== Segment start ==

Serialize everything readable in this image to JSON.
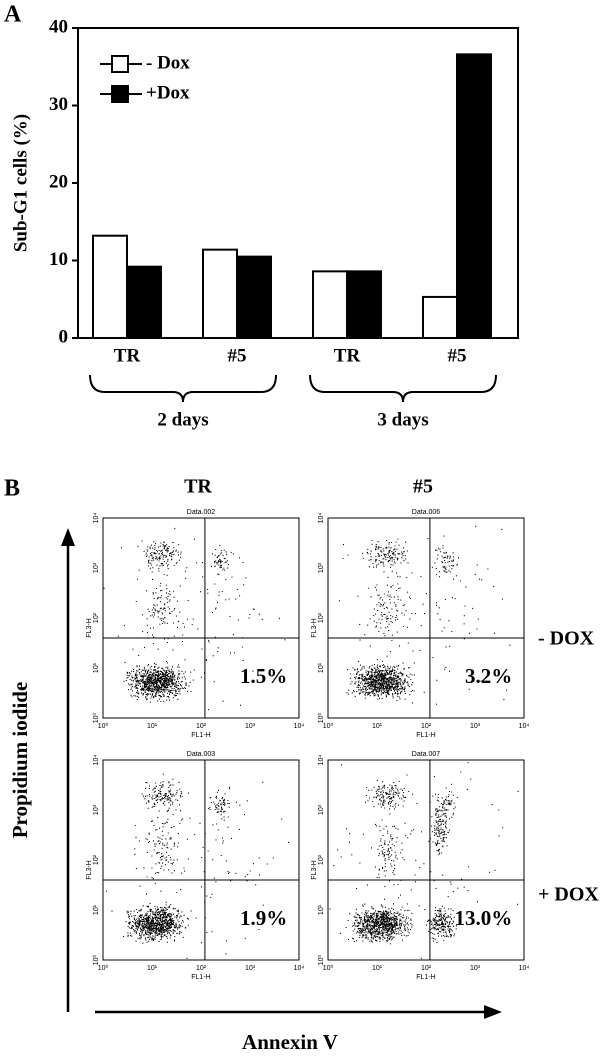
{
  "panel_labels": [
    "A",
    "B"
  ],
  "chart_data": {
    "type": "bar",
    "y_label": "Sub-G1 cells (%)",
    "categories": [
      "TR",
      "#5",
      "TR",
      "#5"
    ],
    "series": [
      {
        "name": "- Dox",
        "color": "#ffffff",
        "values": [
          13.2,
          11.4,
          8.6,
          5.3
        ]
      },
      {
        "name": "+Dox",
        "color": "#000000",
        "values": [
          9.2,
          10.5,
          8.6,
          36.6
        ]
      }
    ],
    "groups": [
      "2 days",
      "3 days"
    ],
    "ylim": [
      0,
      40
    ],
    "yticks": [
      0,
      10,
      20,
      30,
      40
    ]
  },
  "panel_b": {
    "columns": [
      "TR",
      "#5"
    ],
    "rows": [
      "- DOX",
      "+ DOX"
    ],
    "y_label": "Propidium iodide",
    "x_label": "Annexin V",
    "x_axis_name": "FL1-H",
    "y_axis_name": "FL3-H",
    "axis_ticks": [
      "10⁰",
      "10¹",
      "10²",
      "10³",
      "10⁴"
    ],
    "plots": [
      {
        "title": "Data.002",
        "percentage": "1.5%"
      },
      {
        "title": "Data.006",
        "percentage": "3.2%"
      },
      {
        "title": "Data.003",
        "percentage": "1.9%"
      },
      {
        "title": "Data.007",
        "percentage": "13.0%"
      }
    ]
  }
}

== Segment end ==

→ **INSTRUCTIONS TO FOLLOW**
Copy out every entry above word for word; omit the images.

→ **RESULT**
Serialize everything readable in this image to JSON.
{
  "panel_labels": [
    "A",
    "B"
  ],
  "chart_data": {
    "type": "bar",
    "y_label": "Sub-G1 cells (%)",
    "categories": [
      "TR",
      "#5",
      "TR",
      "#5"
    ],
    "series": [
      {
        "name": "- Dox",
        "color": "#ffffff",
        "values": [
          13.2,
          11.4,
          8.6,
          5.3
        ]
      },
      {
        "name": "+Dox",
        "color": "#000000",
        "values": [
          9.2,
          10.5,
          8.6,
          36.6
        ]
      }
    ],
    "groups": [
      "2 days",
      "3 days"
    ],
    "ylim": [
      0,
      40
    ],
    "yticks": [
      0,
      10,
      20,
      30,
      40
    ]
  },
  "panel_b": {
    "columns": [
      "TR",
      "#5"
    ],
    "rows": [
      "- DOX",
      "+ DOX"
    ],
    "y_label": "Propidium iodide",
    "x_label": "Annexin V",
    "x_axis_name": "FL1-H",
    "y_axis_name": "FL3-H",
    "axis_ticks": [
      "10⁰",
      "10¹",
      "10²",
      "10³",
      "10⁴"
    ],
    "plots": [
      {
        "title": "Data.002",
        "percentage": "1.5%"
      },
      {
        "title": "Data.006",
        "percentage": "3.2%"
      },
      {
        "title": "Data.003",
        "percentage": "1.9%"
      },
      {
        "title": "Data.007",
        "percentage": "13.0%"
      }
    ]
  }
}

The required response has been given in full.